Recorded data
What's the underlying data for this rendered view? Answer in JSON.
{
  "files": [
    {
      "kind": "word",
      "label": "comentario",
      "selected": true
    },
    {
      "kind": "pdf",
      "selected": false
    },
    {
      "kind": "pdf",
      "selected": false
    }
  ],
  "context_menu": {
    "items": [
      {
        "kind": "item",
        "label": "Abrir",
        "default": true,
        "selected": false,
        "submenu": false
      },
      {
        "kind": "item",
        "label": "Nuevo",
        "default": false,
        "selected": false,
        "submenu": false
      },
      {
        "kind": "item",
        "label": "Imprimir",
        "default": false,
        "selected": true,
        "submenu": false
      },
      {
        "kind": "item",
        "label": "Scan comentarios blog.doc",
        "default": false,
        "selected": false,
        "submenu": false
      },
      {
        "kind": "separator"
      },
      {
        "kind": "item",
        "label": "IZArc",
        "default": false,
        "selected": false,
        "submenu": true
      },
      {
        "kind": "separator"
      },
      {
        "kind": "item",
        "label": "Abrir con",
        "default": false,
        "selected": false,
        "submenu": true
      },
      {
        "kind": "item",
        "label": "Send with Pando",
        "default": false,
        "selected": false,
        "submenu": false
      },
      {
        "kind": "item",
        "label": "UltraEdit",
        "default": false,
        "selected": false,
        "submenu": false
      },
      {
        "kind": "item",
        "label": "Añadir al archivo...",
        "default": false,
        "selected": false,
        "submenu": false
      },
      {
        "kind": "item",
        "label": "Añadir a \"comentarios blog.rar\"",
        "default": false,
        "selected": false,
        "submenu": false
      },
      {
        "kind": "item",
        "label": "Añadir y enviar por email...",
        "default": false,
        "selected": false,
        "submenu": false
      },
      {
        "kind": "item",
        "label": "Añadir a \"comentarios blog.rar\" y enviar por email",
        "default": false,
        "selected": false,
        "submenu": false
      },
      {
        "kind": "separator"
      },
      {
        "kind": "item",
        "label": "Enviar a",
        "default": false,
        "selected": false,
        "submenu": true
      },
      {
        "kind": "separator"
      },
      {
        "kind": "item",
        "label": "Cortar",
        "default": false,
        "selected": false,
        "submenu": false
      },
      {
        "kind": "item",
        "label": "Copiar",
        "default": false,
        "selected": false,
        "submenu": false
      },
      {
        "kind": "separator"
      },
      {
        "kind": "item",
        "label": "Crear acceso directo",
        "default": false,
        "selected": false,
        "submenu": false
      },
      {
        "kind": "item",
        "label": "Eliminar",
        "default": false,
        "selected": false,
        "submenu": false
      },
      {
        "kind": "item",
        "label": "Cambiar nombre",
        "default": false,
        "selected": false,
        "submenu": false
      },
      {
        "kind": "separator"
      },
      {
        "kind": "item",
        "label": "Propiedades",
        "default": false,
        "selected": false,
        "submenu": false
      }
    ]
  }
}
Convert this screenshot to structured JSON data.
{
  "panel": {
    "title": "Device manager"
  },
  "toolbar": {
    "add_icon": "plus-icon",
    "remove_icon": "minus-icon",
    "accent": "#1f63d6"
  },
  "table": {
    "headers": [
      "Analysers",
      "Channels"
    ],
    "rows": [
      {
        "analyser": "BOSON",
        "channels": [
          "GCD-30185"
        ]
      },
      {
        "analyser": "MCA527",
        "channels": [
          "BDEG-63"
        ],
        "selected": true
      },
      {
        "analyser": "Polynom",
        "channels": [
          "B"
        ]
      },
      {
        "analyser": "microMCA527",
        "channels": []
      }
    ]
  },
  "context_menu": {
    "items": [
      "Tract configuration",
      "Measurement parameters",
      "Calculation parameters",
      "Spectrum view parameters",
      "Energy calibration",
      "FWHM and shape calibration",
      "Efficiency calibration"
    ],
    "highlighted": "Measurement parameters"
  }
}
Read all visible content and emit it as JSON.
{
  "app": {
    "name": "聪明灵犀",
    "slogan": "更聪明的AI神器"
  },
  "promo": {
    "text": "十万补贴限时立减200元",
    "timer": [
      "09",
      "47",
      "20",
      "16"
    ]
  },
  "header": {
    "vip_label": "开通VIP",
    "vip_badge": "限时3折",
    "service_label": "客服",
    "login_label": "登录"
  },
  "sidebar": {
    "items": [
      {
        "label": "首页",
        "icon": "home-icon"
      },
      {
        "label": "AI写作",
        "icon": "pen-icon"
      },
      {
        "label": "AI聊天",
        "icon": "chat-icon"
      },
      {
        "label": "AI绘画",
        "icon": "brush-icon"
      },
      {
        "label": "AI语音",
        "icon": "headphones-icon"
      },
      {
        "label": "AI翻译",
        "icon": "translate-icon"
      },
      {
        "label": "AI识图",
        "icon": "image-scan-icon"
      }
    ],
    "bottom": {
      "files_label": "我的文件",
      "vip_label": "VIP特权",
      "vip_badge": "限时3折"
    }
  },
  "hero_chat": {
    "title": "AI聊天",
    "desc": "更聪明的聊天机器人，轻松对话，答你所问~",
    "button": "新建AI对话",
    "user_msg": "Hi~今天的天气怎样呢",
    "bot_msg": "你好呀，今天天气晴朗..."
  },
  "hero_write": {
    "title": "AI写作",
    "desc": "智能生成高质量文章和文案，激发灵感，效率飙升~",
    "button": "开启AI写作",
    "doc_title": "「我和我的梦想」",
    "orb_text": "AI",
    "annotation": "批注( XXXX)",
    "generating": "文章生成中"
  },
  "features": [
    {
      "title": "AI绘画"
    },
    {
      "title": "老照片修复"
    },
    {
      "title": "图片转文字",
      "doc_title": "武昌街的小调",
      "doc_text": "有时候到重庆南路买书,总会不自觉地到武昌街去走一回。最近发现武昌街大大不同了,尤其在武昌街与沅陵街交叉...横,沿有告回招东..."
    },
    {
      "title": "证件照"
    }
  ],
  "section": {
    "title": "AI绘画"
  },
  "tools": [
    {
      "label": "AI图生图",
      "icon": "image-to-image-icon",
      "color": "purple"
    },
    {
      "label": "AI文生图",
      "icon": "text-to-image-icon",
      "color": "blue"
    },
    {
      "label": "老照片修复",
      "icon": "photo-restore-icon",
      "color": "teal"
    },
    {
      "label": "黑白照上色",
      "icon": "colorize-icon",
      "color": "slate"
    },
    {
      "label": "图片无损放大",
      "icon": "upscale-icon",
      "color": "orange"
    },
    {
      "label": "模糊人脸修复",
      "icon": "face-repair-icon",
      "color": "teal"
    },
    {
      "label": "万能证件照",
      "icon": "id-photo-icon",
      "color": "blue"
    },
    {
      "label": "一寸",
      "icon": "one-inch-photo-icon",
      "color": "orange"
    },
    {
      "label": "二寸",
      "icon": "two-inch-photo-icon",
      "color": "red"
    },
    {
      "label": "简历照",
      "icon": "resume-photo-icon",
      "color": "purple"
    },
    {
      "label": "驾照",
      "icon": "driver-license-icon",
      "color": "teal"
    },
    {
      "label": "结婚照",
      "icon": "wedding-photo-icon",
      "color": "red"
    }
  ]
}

» **Written problem**
Please quote every record above exactly as it appears.

» **Output of the exercise**
What's the underlying data for this rendered view? Answer in JSON.
{
  "files": [
    {
      "kind": "word",
      "label": "comentario",
      "selected": true
    },
    {
      "kind": "pdf",
      "selected": false
    },
    {
      "kind": "pdf",
      "selected": false
    }
  ],
  "context_menu": {
    "items": [
      {
        "kind": "item",
        "label": "Abrir",
        "default": true,
        "selected": false,
        "submenu": false
      },
      {
        "kind": "item",
        "label": "Nuevo",
        "default": false,
        "selected": false,
        "submenu": false
      },
      {
        "kind": "item",
        "label": "Imprimir",
        "default": false,
        "selected": true,
        "submenu": false
      },
      {
        "kind": "item",
        "label": "Scan comentarios blog.doc",
        "default": false,
        "selected": false,
        "submenu": false
      },
      {
        "kind": "separator"
      },
      {
        "kind": "item",
        "label": "IZArc",
        "default": false,
        "selected": false,
        "submenu": true
      },
      {
        "kind": "separator"
      },
      {
        "kind": "item",
        "label": "Abrir con",
        "default": false,
        "selected": false,
        "submenu": true
      },
      {
        "kind": "item",
        "label": "Send with Pando",
        "default": false,
        "selected": false,
        "submenu": false
      },
      {
        "kind": "item",
        "label": "UltraEdit",
        "default": false,
        "selected": false,
        "submenu": false
      },
      {
        "kind": "item",
        "label": "Añadir al archivo...",
        "default": false,
        "selected": false,
        "submenu": false
      },
      {
        "kind": "item",
        "label": "Añadir a \"comentarios blog.rar\"",
        "default": false,
        "selected": false,
        "submenu": false
      },
      {
        "kind": "item",
        "label": "Añadir y enviar por email...",
        "default": false,
        "selected": false,
        "submenu": false
      },
      {
        "kind": "item",
        "label": "Añadir a \"comentarios blog.rar\" y enviar por email",
        "default": false,
        "selected": false,
        "submenu": false
      },
      {
        "kind": "separator"
      },
      {
        "kind": "item",
        "label": "Enviar a",
        "default": false,
        "selected": false,
        "submenu": true
      },
      {
        "kind": "separator"
      },
      {
        "kind": "item",
        "label": "Cortar",
        "default": false,
        "selected": false,
        "submenu": false
      },
      {
        "kind": "item",
        "label": "Copiar",
        "default": false,
        "selected": false,
        "submenu": false
      },
      {
        "kind": "separator"
      },
      {
        "kind": "item",
        "label": "Crear acceso directo",
        "default": false,
        "selected": false,
        "submenu": false
      },
      {
        "kind": "item",
        "label": "Eliminar",
        "default": false,
        "selected": false,
        "submenu": false
      },
      {
        "kind": "item",
        "label": "Cambiar nombre",
        "default": false,
        "selected": false,
        "submenu": false
      },
      {
        "kind": "separator"
      },
      {
        "kind": "item",
        "label": "Propiedades",
        "default": false,
        "selected": false,
        "submenu": false
      }
    ]
  }
}
Convert this screenshot to structured JSON data.
{
  "panel": {
    "title": "Device manager"
  },
  "toolbar": {
    "add_icon": "plus-icon",
    "remove_icon": "minus-icon",
    "accent": "#1f63d6"
  },
  "table": {
    "headers": [
      "Analysers",
      "Channels"
    ],
    "rows": [
      {
        "analyser": "BOSON",
        "channels": [
          "GCD-30185"
        ]
      },
      {
        "analyser": "MCA527",
        "channels": [
          "BDEG-63"
        ],
        "selected": true
      },
      {
        "analyser": "Polynom",
        "channels": [
          "B"
        ]
      },
      {
        "analyser": "microMCA527",
        "channels": []
      }
    ]
  },
  "context_menu": {
    "items": [
      "Tract configuration",
      "Measurement parameters",
      "Calculation parameters",
      "Spectrum view parameters",
      "Energy calibration",
      "FWHM and shape calibration",
      "Efficiency calibration"
    ],
    "highlighted": "Measurement parameters"
  }
}
Read all visible content and emit it as JSON.
{
  "app": {
    "name": "聪明灵犀",
    "slogan": "更聪明的AI神器"
  },
  "promo": {
    "text": "十万补贴限时立减200元",
    "timer": [
      "09",
      "47",
      "20",
      "16"
    ]
  },
  "header": {
    "vip_label": "开通VIP",
    "vip_badge": "限时3折",
    "service_label": "客服",
    "login_label": "登录"
  },
  "sidebar": {
    "items": [
      {
        "label": "首页",
        "icon": "home-icon"
      },
      {
        "label": "AI写作",
        "icon": "pen-icon"
      },
      {
        "label": "AI聊天",
        "icon": "chat-icon"
      },
      {
        "label": "AI绘画",
        "icon": "brush-icon"
      },
      {
        "label": "AI语音",
        "icon": "headphones-icon"
      },
      {
        "label": "AI翻译",
        "icon": "translate-icon"
      },
      {
        "label": "AI识图",
        "icon": "image-scan-icon"
      }
    ],
    "bottom": {
      "files_label": "我的文件",
      "vip_label": "VIP特权",
      "vip_badge": "限时3折"
    }
  },
  "hero_chat": {
    "title": "AI聊天",
    "desc": "更聪明的聊天机器人，轻松对话，答你所问~",
    "button": "新建AI对话",
    "user_msg": "Hi~今天的天气怎样呢",
    "bot_msg": "你好呀，今天天气晴朗..."
  },
  "hero_write": {
    "title": "AI写作",
    "desc": "智能生成高质量文章和文案，激发灵感，效率飙升~",
    "button": "开启AI写作",
    "doc_title": "「我和我的梦想」",
    "orb_text": "AI",
    "annotation": "批注( XXXX)",
    "generating": "文章生成中"
  },
  "features": [
    {
      "title": "AI绘画"
    },
    {
      "title": "老照片修复"
    },
    {
      "title": "图片转文字",
      "doc_title": "武昌街的小调",
      "doc_text": "有时候到重庆南路买书,总会不自觉地到武昌街去走一回。最近发现武昌街大大不同了,尤其在武昌街与沅陵街交叉...横,沿有告回招东..."
    },
    {
      "title": "证件照"
    }
  ],
  "section": {
    "title": "AI绘画"
  },
  "tools": [
    {
      "label": "AI图生图",
      "icon": "image-to-image-icon",
      "color": "purple"
    },
    {
      "label": "AI文生图",
      "icon": "text-to-image-icon",
      "color": "blue"
    },
    {
      "label": "老照片修复",
      "icon": "photo-restore-icon",
      "color": "teal"
    },
    {
      "label": "黑白照上色",
      "icon": "colorize-icon",
      "color": "slate"
    },
    {
      "label": "图片无损放大",
      "icon": "upscale-icon",
      "color": "orange"
    },
    {
      "label": "模糊人脸修复",
      "icon": "face-repair-icon",
      "color": "teal"
    },
    {
      "label": "万能证件照",
      "icon": "id-photo-icon",
      "color": "blue"
    },
    {
      "label": "一寸",
      "icon": "one-inch-photo-icon",
      "color": "orange"
    },
    {
      "label": "二寸",
      "icon": "two-inch-photo-icon",
      "color": "red"
    },
    {
      "label": "简历照",
      "icon": "resume-photo-icon",
      "color": "purple"
    },
    {
      "label": "驾照",
      "icon": "driver-license-icon",
      "color": "teal"
    },
    {
      "label": "结婚照",
      "icon": "wedding-photo-icon",
      "color": "red"
    }
  ]
}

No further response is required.